▶ 練習課題
文書抜粋にある「それがなにを意味するかよくわかっているハフは、その場を去ろうとするが、フィリスに魅入られ立ち去れない。」という一文を英語に訳してください。

▶ 文書抜粋
******************************

原題は、”Double Indemnity”
原書の刊行は、1943年。
訳者は、蕗沢忠枝。

主人公ウォルター・ハフによる、〈僕〉の1人称。
保険勧誘員をしているハフは、自動車保険のことでナードリンガー氏を訪ねるが、氏は留守。
代わりに、氏の妻であるフィリスが応対にあらわれる。
このときは、会っただけで終わった。
が、後日フィリスから連絡があり、再び会うことに。

フィリスは内密に、夫に傷害保険をかけたいという。
掛け金は自分で払うから。

それがなにを意味するかよくわかっているハフは、その場を去ろうとするが、フィリスに魅入られ立ち去れない。
その晩、フィリスはハフのもとに訪ねてくる。
翌日もまた。
2人は決定的なことばを避けながら意気投合する。

******************************

▶ データ抜粋
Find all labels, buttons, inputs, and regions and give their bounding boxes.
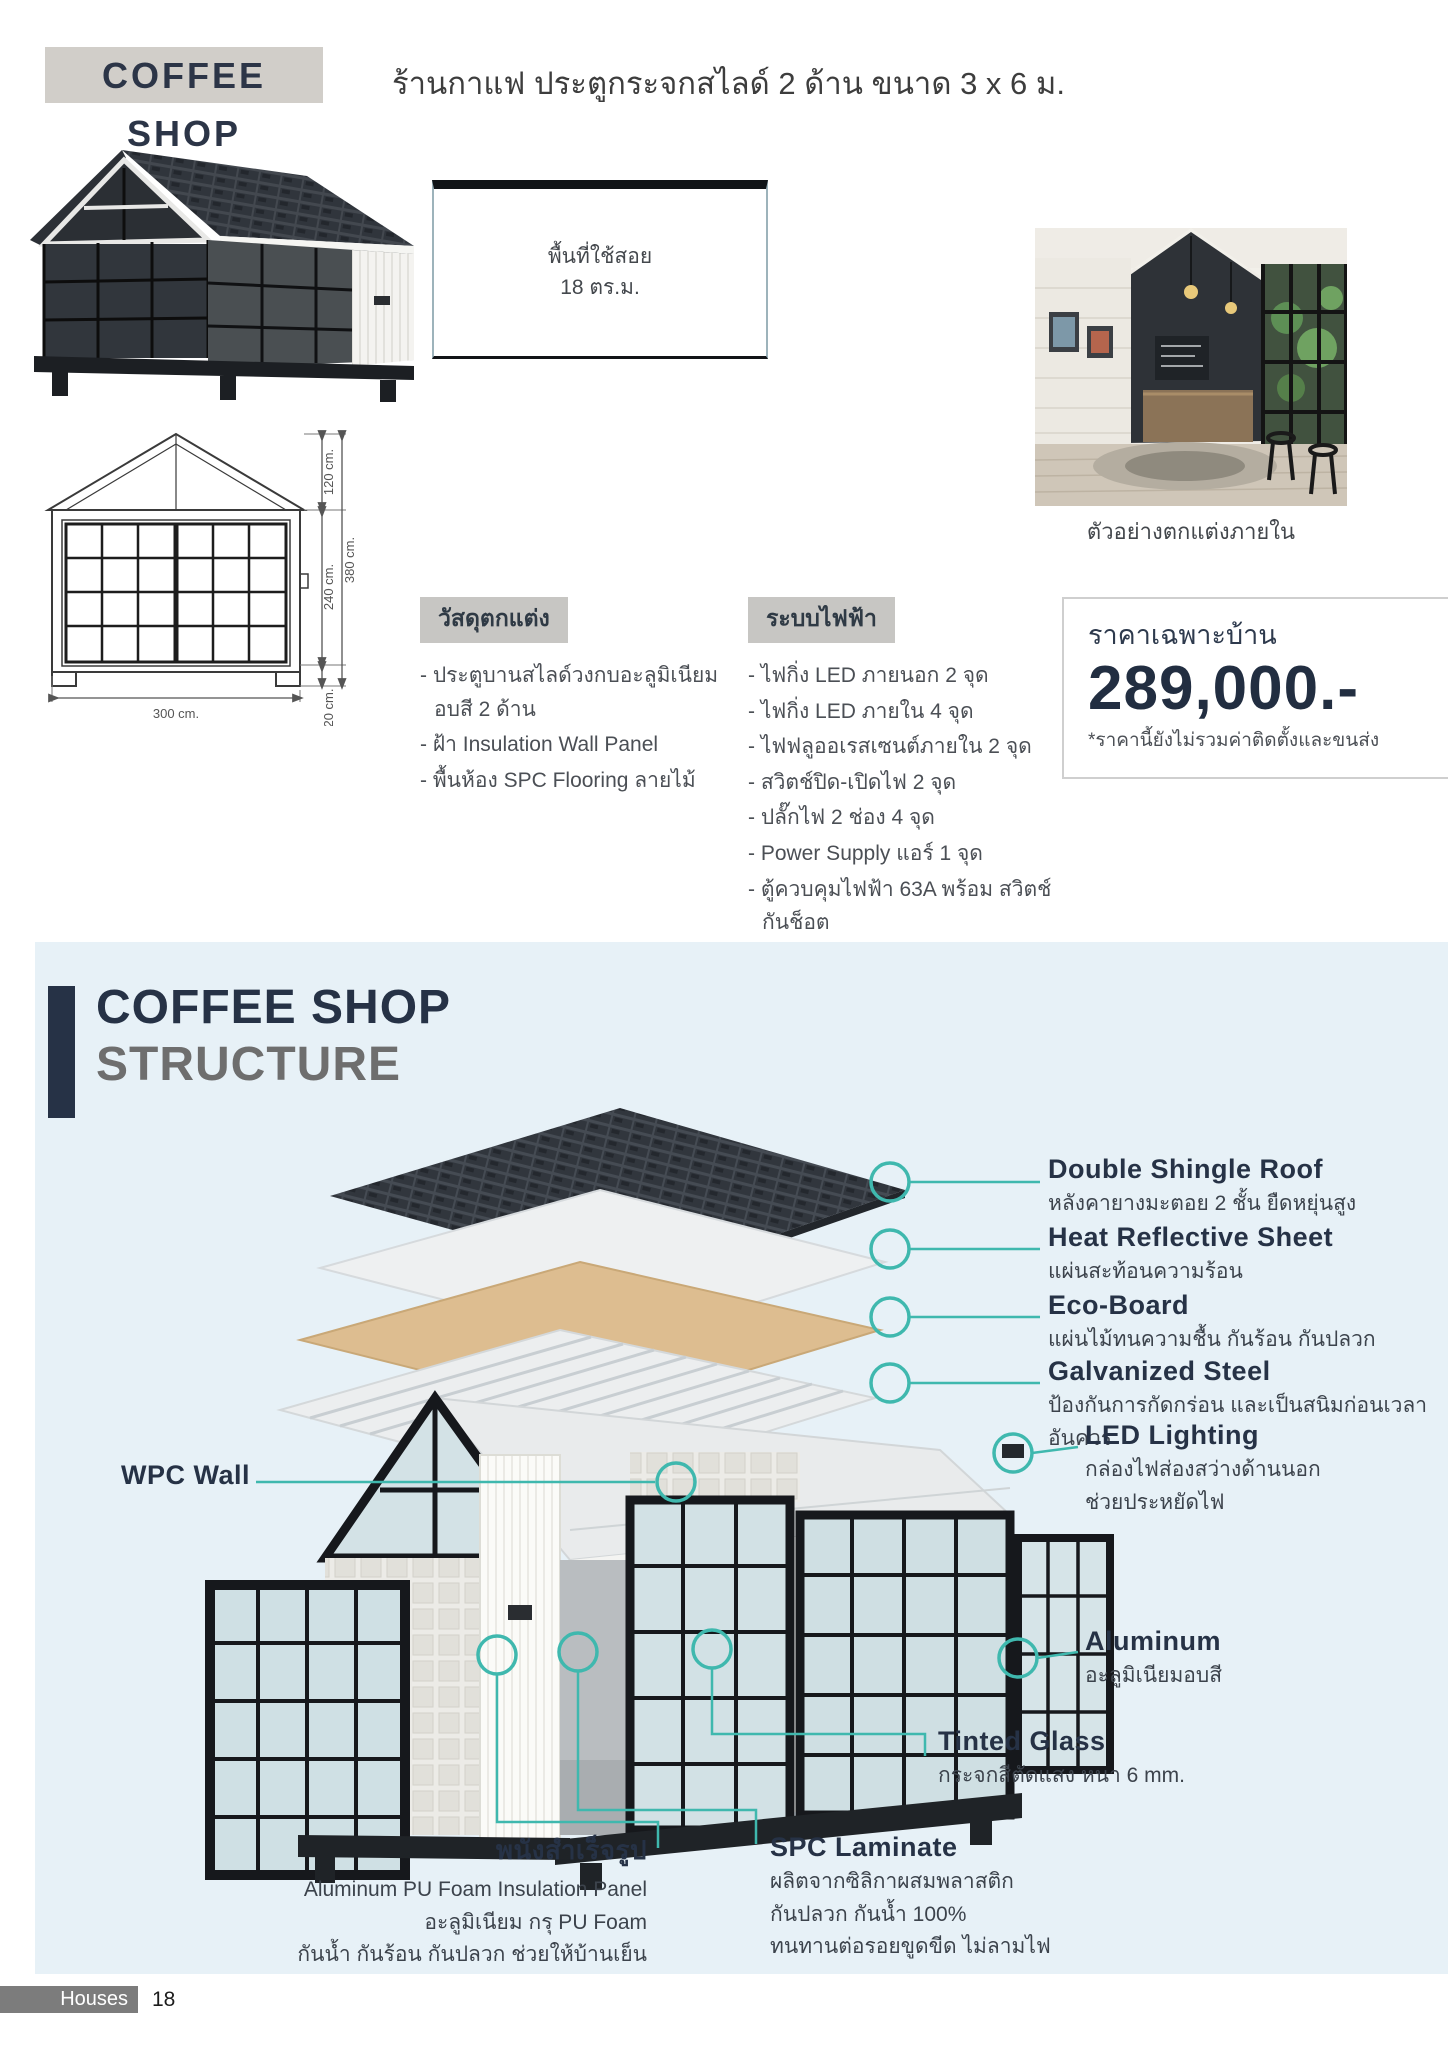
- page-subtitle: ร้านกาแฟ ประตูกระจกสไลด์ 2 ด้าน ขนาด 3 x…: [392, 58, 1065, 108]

******************************

▶ 回答
Huff, who understands full well what that means, tries to leave, but, bewitched by Phyllis, cannot get away.